■ Task directions
Retype all of the listing exactly, passing over any picture you find.

(Records from a collection)
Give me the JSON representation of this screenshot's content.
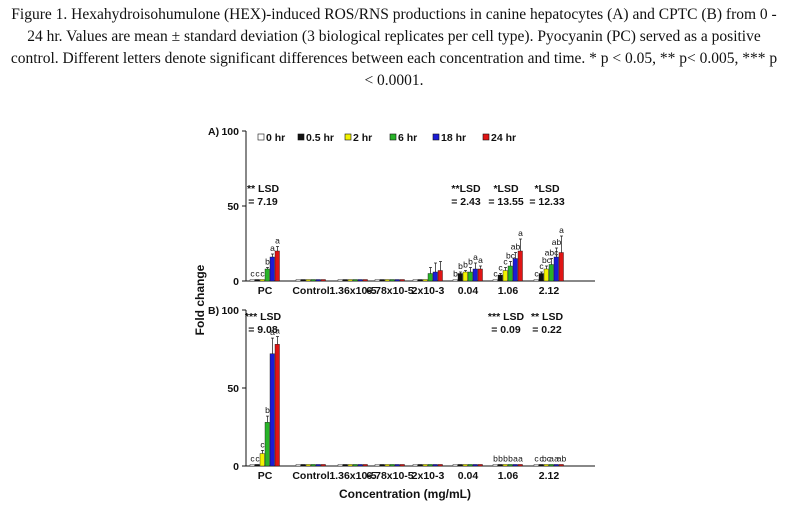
{
  "caption": "Figure 1. Hexahydroisohumulone (HEX)-induced ROS/RNS productions in canine hepatocytes (A) and CPTC (B) from 0 - 24 hr. Values are mean ± standard deviation (3 biological replicates per cell type). Pyocyanin (PC) served as a positive control. Different letters denote significant differences between each concentration and time. * p < 0.05, ** p< 0.005, *** p < 0.0001.",
  "colors": [
    "#ffffff",
    "#111111",
    "#f2f200",
    "#28b428",
    "#1b1bd6",
    "#e01515"
  ],
  "chart_data": {
    "type": "bar",
    "xlabel": "Concentration (mg/mL)",
    "ylabel": "Fold change",
    "ylim": [
      0,
      100
    ],
    "yticks": [
      "0",
      "50",
      "100"
    ],
    "legend": [
      "0 hr",
      "0.5 hr",
      "2 hr",
      "6 hr",
      "18 hr",
      "24 hr"
    ],
    "categories": [
      "PC",
      "Control",
      "1.36x10-5",
      "6.78x10-5",
      "2x10-3",
      "0.04",
      "1.06",
      "2.12"
    ],
    "panels": [
      {
        "label": "A)",
        "series": [
          {
            "name": "0 hr",
            "values": [
              1,
              1,
              1,
              1,
              1,
              1,
              1,
              1
            ]
          },
          {
            "name": "0.5 hr",
            "values": [
              1,
              1,
              1,
              1,
              1,
              5,
              4,
              5
            ]
          },
          {
            "name": "2 hr",
            "values": [
              1,
              1,
              1,
              1,
              1,
              6,
              7,
              8
            ]
          },
          {
            "name": "6 hr",
            "values": [
              8,
              1,
              1,
              1,
              5,
              6,
              10,
              11
            ]
          },
          {
            "name": "18 hr",
            "values": [
              16,
              1,
              1,
              1,
              6,
              8,
              15,
              16
            ]
          },
          {
            "name": "24 hr",
            "values": [
              20,
              1,
              1,
              1,
              7,
              8,
              20,
              19
            ]
          }
        ],
        "errors": [
          [
            0,
            0,
            0,
            0,
            0,
            0,
            0,
            0
          ],
          [
            0,
            0,
            0,
            0,
            0,
            1,
            1,
            1
          ],
          [
            0,
            0,
            0,
            0,
            0,
            1,
            2,
            2
          ],
          [
            1,
            0,
            0,
            0,
            4,
            3,
            3,
            4
          ],
          [
            2,
            0,
            0,
            0,
            6,
            4,
            4,
            6
          ],
          [
            3,
            0,
            0,
            0,
            6,
            2,
            8,
            11
          ]
        ],
        "letters": [
          [
            "c",
            "c",
            "c",
            "b",
            "a",
            "a"
          ],
          [],
          [],
          [],
          [],
          [
            "b",
            "b",
            "b",
            "b",
            "a",
            "a"
          ],
          [
            "c",
            "c",
            "c",
            "bc",
            "ab",
            "a"
          ],
          [
            "c",
            "c",
            "bc",
            "abc",
            "ab",
            "a"
          ]
        ],
        "annotations": [
          {
            "lines": [
              "** LSD",
              "= 7.19"
            ],
            "category": 0
          },
          {
            "lines": [
              "**LSD",
              "= 2.43"
            ],
            "category": 5
          },
          {
            "lines": [
              "*LSD",
              "= 13.55"
            ],
            "category": 6
          },
          {
            "lines": [
              "*LSD",
              "= 12.33"
            ],
            "category": 7
          }
        ]
      },
      {
        "label": "B)",
        "series": [
          {
            "name": "0 hr",
            "values": [
              1,
              1,
              1,
              1,
              1,
              1,
              1,
              1
            ]
          },
          {
            "name": "0.5 hr",
            "values": [
              1,
              1,
              1,
              1,
              1,
              1,
              1,
              1
            ]
          },
          {
            "name": "2 hr",
            "values": [
              8,
              1,
              1,
              1,
              1,
              1,
              1,
              1
            ]
          },
          {
            "name": "6 hr",
            "values": [
              28,
              1,
              1,
              1,
              1,
              1,
              1,
              1
            ]
          },
          {
            "name": "18 hr",
            "values": [
              72,
              1,
              1,
              1,
              1,
              1,
              1,
              1
            ]
          },
          {
            "name": "24 hr",
            "values": [
              78,
              1,
              1,
              1,
              1,
              1,
              1,
              1
            ]
          }
        ],
        "errors": [
          [
            0,
            0,
            0,
            0,
            0,
            0,
            0,
            0
          ],
          [
            0,
            0,
            0,
            0,
            0,
            0,
            0,
            0
          ],
          [
            2,
            0,
            0,
            0,
            0,
            0,
            0,
            0
          ],
          [
            4,
            0,
            0,
            0,
            0,
            0,
            0,
            0
          ],
          [
            10,
            0,
            0,
            0,
            0,
            0,
            0,
            0
          ],
          [
            5,
            0,
            0,
            0,
            0,
            0,
            0,
            0
          ]
        ],
        "letters": [
          [
            "c",
            "c",
            "c",
            "b",
            "a",
            "a"
          ],
          [],
          [],
          [],
          [],
          [],
          [
            "b",
            "b",
            "b",
            "b",
            "a",
            "a"
          ],
          [
            "c",
            "c",
            "bc",
            "a",
            "a",
            "ab"
          ]
        ],
        "annotations": [
          {
            "lines": [
              "*** LSD",
              "= 9.08"
            ],
            "category": 0
          },
          {
            "lines": [
              "*** LSD",
              "= 0.09"
            ],
            "category": 6
          },
          {
            "lines": [
              "** LSD",
              "= 0.22"
            ],
            "category": 7
          }
        ]
      }
    ]
  }
}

■ Answer below
Give me the JSON representation of this screenshot's content.
{
  "caption": "Figure 1. Hexahydroisohumulone (HEX)-induced ROS/RNS productions in canine hepatocytes (A) and CPTC (B) from 0 - 24 hr. Values are mean ± standard deviation (3 biological replicates per cell type). Pyocyanin (PC) served as a positive control. Different letters denote significant differences between each concentration and time. * p < 0.05, ** p< 0.005, *** p < 0.0001.",
  "colors": [
    "#ffffff",
    "#111111",
    "#f2f200",
    "#28b428",
    "#1b1bd6",
    "#e01515"
  ],
  "chart_data": {
    "type": "bar",
    "xlabel": "Concentration (mg/mL)",
    "ylabel": "Fold change",
    "ylim": [
      0,
      100
    ],
    "yticks": [
      "0",
      "50",
      "100"
    ],
    "legend": [
      "0 hr",
      "0.5 hr",
      "2 hr",
      "6 hr",
      "18 hr",
      "24 hr"
    ],
    "categories": [
      "PC",
      "Control",
      "1.36x10-5",
      "6.78x10-5",
      "2x10-3",
      "0.04",
      "1.06",
      "2.12"
    ],
    "panels": [
      {
        "label": "A)",
        "series": [
          {
            "name": "0 hr",
            "values": [
              1,
              1,
              1,
              1,
              1,
              1,
              1,
              1
            ]
          },
          {
            "name": "0.5 hr",
            "values": [
              1,
              1,
              1,
              1,
              1,
              5,
              4,
              5
            ]
          },
          {
            "name": "2 hr",
            "values": [
              1,
              1,
              1,
              1,
              1,
              6,
              7,
              8
            ]
          },
          {
            "name": "6 hr",
            "values": [
              8,
              1,
              1,
              1,
              5,
              6,
              10,
              11
            ]
          },
          {
            "name": "18 hr",
            "values": [
              16,
              1,
              1,
              1,
              6,
              8,
              15,
              16
            ]
          },
          {
            "name": "24 hr",
            "values": [
              20,
              1,
              1,
              1,
              7,
              8,
              20,
              19
            ]
          }
        ],
        "errors": [
          [
            0,
            0,
            0,
            0,
            0,
            0,
            0,
            0
          ],
          [
            0,
            0,
            0,
            0,
            0,
            1,
            1,
            1
          ],
          [
            0,
            0,
            0,
            0,
            0,
            1,
            2,
            2
          ],
          [
            1,
            0,
            0,
            0,
            4,
            3,
            3,
            4
          ],
          [
            2,
            0,
            0,
            0,
            6,
            4,
            4,
            6
          ],
          [
            3,
            0,
            0,
            0,
            6,
            2,
            8,
            11
          ]
        ],
        "letters": [
          [
            "c",
            "c",
            "c",
            "b",
            "a",
            "a"
          ],
          [],
          [],
          [],
          [],
          [
            "b",
            "b",
            "b",
            "b",
            "a",
            "a"
          ],
          [
            "c",
            "c",
            "c",
            "bc",
            "ab",
            "a"
          ],
          [
            "c",
            "c",
            "bc",
            "abc",
            "ab",
            "a"
          ]
        ],
        "annotations": [
          {
            "lines": [
              "** LSD",
              "= 7.19"
            ],
            "category": 0
          },
          {
            "lines": [
              "**LSD",
              "= 2.43"
            ],
            "category": 5
          },
          {
            "lines": [
              "*LSD",
              "= 13.55"
            ],
            "category": 6
          },
          {
            "lines": [
              "*LSD",
              "= 12.33"
            ],
            "category": 7
          }
        ]
      },
      {
        "label": "B)",
        "series": [
          {
            "name": "0 hr",
            "values": [
              1,
              1,
              1,
              1,
              1,
              1,
              1,
              1
            ]
          },
          {
            "name": "0.5 hr",
            "values": [
              1,
              1,
              1,
              1,
              1,
              1,
              1,
              1
            ]
          },
          {
            "name": "2 hr",
            "values": [
              8,
              1,
              1,
              1,
              1,
              1,
              1,
              1
            ]
          },
          {
            "name": "6 hr",
            "values": [
              28,
              1,
              1,
              1,
              1,
              1,
              1,
              1
            ]
          },
          {
            "name": "18 hr",
            "values": [
              72,
              1,
              1,
              1,
              1,
              1,
              1,
              1
            ]
          },
          {
            "name": "24 hr",
            "values": [
              78,
              1,
              1,
              1,
              1,
              1,
              1,
              1
            ]
          }
        ],
        "errors": [
          [
            0,
            0,
            0,
            0,
            0,
            0,
            0,
            0
          ],
          [
            0,
            0,
            0,
            0,
            0,
            0,
            0,
            0
          ],
          [
            2,
            0,
            0,
            0,
            0,
            0,
            0,
            0
          ],
          [
            4,
            0,
            0,
            0,
            0,
            0,
            0,
            0
          ],
          [
            10,
            0,
            0,
            0,
            0,
            0,
            0,
            0
          ],
          [
            5,
            0,
            0,
            0,
            0,
            0,
            0,
            0
          ]
        ],
        "letters": [
          [
            "c",
            "c",
            "c",
            "b",
            "a",
            "a"
          ],
          [],
          [],
          [],
          [],
          [],
          [
            "b",
            "b",
            "b",
            "b",
            "a",
            "a"
          ],
          [
            "c",
            "c",
            "bc",
            "a",
            "a",
            "ab"
          ]
        ],
        "annotations": [
          {
            "lines": [
              "*** LSD",
              "= 9.08"
            ],
            "category": 0
          },
          {
            "lines": [
              "*** LSD",
              "= 0.09"
            ],
            "category": 6
          },
          {
            "lines": [
              "** LSD",
              "= 0.22"
            ],
            "category": 7
          }
        ]
      }
    ]
  }
}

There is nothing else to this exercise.